Please print every record below exactly as it appears.

- _Provided entries_
++++++

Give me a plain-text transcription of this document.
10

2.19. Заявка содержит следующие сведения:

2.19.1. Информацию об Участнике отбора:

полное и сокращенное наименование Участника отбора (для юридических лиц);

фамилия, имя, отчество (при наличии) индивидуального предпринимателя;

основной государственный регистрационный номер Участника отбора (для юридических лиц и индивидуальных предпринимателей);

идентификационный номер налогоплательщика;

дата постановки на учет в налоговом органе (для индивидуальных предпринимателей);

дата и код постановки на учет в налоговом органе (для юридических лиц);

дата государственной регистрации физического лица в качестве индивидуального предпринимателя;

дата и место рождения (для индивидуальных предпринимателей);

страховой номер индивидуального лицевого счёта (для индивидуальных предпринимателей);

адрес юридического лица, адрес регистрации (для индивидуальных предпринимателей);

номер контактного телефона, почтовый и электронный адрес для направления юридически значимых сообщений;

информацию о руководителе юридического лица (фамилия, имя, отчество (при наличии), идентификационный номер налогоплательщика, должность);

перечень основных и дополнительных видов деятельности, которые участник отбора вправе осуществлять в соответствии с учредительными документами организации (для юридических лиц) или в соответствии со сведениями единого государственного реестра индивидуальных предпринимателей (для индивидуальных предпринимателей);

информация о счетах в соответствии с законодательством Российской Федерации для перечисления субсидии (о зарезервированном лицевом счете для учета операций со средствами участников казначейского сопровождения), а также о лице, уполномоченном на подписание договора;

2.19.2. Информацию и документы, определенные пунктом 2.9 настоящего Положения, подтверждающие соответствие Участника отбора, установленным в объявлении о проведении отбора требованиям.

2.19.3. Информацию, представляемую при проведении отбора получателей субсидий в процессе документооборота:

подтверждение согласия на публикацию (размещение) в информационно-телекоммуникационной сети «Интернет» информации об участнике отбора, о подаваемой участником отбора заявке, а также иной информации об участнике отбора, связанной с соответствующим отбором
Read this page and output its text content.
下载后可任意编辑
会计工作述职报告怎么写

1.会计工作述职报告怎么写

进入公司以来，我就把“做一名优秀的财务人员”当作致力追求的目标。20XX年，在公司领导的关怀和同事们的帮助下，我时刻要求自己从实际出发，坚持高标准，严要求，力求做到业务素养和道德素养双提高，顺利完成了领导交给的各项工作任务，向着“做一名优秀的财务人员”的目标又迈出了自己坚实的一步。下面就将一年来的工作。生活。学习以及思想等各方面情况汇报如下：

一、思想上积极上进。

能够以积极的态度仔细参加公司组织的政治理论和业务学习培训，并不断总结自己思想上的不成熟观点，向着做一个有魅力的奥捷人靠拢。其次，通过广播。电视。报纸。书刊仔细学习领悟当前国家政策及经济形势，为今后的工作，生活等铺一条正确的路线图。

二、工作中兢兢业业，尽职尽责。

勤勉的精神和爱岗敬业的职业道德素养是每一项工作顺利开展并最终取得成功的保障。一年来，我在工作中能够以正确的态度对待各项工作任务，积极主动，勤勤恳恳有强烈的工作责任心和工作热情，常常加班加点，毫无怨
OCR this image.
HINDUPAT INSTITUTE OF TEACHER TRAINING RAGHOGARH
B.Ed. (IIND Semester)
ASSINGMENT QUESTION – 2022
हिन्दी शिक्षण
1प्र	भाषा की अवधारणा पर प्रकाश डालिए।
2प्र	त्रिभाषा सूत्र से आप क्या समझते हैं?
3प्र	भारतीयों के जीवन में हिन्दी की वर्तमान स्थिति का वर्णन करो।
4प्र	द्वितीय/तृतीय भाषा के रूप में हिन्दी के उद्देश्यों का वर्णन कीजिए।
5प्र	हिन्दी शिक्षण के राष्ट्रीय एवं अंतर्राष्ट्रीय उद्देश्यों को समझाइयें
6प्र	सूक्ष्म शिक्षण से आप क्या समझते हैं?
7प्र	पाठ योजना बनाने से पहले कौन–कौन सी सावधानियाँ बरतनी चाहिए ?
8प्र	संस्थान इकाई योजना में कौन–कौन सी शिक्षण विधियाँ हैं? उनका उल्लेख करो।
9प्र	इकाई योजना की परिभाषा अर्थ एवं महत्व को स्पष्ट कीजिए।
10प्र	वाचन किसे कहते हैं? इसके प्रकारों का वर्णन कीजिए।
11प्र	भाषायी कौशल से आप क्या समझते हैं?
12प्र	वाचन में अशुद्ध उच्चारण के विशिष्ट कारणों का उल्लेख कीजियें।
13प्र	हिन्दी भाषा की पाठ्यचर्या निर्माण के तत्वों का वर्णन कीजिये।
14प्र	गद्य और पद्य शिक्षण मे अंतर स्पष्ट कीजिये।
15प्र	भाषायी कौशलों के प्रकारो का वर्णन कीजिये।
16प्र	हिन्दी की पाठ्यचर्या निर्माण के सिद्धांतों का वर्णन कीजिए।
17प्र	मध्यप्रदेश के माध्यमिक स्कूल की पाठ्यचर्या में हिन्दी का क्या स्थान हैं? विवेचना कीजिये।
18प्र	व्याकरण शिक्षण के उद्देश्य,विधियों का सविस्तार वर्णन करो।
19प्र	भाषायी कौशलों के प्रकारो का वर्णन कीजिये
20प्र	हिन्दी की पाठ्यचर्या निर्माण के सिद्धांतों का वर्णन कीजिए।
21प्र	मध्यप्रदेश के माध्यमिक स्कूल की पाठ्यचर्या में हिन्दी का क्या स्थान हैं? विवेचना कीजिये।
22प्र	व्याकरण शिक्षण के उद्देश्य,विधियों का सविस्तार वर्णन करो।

++++++

- _Result below_
Give me a plain-text transcription of this document.
10

2.19. Заявка содержит следующие сведения:

2.19.1. Информацию об Участнике отбора:

полное и сокращенное наименование Участника отбора (для юридических лиц);

фамилия, имя, отчество (при наличии) индивидуального предпринимателя;

основной государственный регистрационный номер Участника отбора (для юридических лиц и индивидуальных предпринимателей);

идентификационный номер налогоплательщика;

дата постановки на учет в налоговом органе (для индивидуальных предпринимателей);

дата и код постановки на учет в налоговом органе (для юридических лиц);

дата государственной регистрации физического лица в качестве индивидуального предпринимателя;

дата и место рождения (для индивидуальных предпринимателей);

страховой номер индивидуального лицевого счёта (для индивидуальных предпринимателей);

адрес юридического лица, адрес регистрации (для индивидуальных предпринимателей);

номер контактного телефона, почтовый и электронный адрес для направления юридически значимых сообщений;

информацию о руководителе юридического лица (фамилия, имя, отчество (при наличии), идентификационный номер налогоплательщика, должность);

перечень основных и дополнительных видов деятельности, которые участник отбора вправе осуществлять в соответствии с учредительными документами организации (для юридических лиц) или в соответствии со сведениями единого государственного реестра индивидуальных предпринимателей (для индивидуальных предпринимателей);

информация о счетах в соответствии с законодательством Российской Федерации для перечисления субсидии (о зарезервированном лицевом счете для учета операций со средствами участников казначейского сопровождения), а также о лице, уполномоченном на подписание договора;

2.19.2. Информацию и документы, определенные пунктом 2.9 настоящего Положения, подтверждающие соответствие Участника отбора, установленным в объявлении о проведении отбора требованиям.

2.19.3. Информацию, представляемую при проведении отбора получателей субсидий в процессе документооборота:

подтверждение согласия на публикацию (размещение) в информационно-телекоммуникационной сети «Интернет» информации об участнике отбора, о подаваемой участником отбора заявке, а также иной информации об участнике отбора, связанной с соответствующим отбором
Read this page and output its text content.
下载后可任意编辑
会计工作述职报告怎么写

1.会计工作述职报告怎么写

进入公司以来，我就把“做一名优秀的财务人员”当作致力追求的目标。20XX年，在公司领导的关怀和同事们的帮助下，我时刻要求自己从实际出发，坚持高标准，严要求，力求做到业务素养和道德素养双提高，顺利完成了领导交给的各项工作任务，向着“做一名优秀的财务人员”的目标又迈出了自己坚实的一步。下面就将一年来的工作。生活。学习以及思想等各方面情况汇报如下：

一、思想上积极上进。

能够以积极的态度仔细参加公司组织的政治理论和业务学习培训，并不断总结自己思想上的不成熟观点，向着做一个有魅力的奥捷人靠拢。其次，通过广播。电视。报纸。书刊仔细学习领悟当前国家政策及经济形势，为今后的工作，生活等铺一条正确的路线图。

二、工作中兢兢业业，尽职尽责。

勤勉的精神和爱岗敬业的职业道德素养是每一项工作顺利开展并最终取得成功的保障。一年来，我在工作中能够以正确的态度对待各项工作任务，积极主动，勤勤恳恳有强烈的工作责任心和工作热情，常常加班加点，毫无怨
OCR this image.
HINDUPAT INSTITUTE OF TEACHER TRAINING RAGHOGARH
B.Ed. (IIND Semester)
ASSINGMENT QUESTION – 2022
हिन्दी शिक्षण
1प्र	भाषा की अवधारणा पर प्रकाश डालिए।
2प्र	त्रिभाषा सूत्र से आप क्या समझते हैं?
3प्र	भारतीयों के जीवन में हिन्दी की वर्तमान स्थिति का वर्णन करो।
4प्र	द्वितीय/तृतीय भाषा के रूप में हिन्दी के उद्देश्यों का वर्णन कीजिए।
5प्र	हिन्दी शिक्षण के राष्ट्रीय एवं अंतर्राष्ट्रीय उद्देश्यों को समझाइयें
6प्र	सूक्ष्म शिक्षण से आप क्या समझते हैं?
7प्र	पाठ योजना बनाने से पहले कौन–कौन सी सावधानियाँ बरतनी चाहिए ?
8प्र	संस्थान इकाई योजना में कौन–कौन सी शिक्षण विधियाँ हैं? उनका उल्लेख करो।
9प्र	इकाई योजना की परिभाषा अर्थ एवं महत्व को स्पष्ट कीजिए।
10प्र	वाचन किसे कहते हैं? इसके प्रकारों का वर्णन कीजिए।
11प्र	भाषायी कौशल से आप क्या समझते हैं?
12प्र	वाचन में अशुद्ध उच्चारण के विशिष्ट कारणों का उल्लेख कीजियें।
13प्र	हिन्दी भाषा की पाठ्यचर्या निर्माण के तत्वों का वर्णन कीजिये।
14प्र	गद्य और पद्य शिक्षण मे अंतर स्पष्ट कीजिये।
15प्र	भाषायी कौशलों के प्रकारो का वर्णन कीजिये।
16प्र	हिन्दी की पाठ्यचर्या निर्माण के सिद्धांतों का वर्णन कीजिए।
17प्र	मध्यप्रदेश के माध्यमिक स्कूल की पाठ्यचर्या में हिन्दी का क्या स्थान हैं? विवेचना कीजिये।
18प्र	व्याकरण शिक्षण के उद्देश्य,विधियों का सविस्तार वर्णन करो।
19प्र	भाषायी कौशलों के प्रकारो का वर्णन कीजिये
20प्र	हिन्दी की पाठ्यचर्या निर्माण के सिद्धांतों का वर्णन कीजिए।
21प्र	मध्यप्रदेश के माध्यमिक स्कूल की पाठ्यचर्या में हिन्दी का क्या स्थान हैं? विवेचना कीजिये।
22प्र	व्याकरण शिक्षण के उद्देश्य,विधियों का सविस्तार वर्णन करो।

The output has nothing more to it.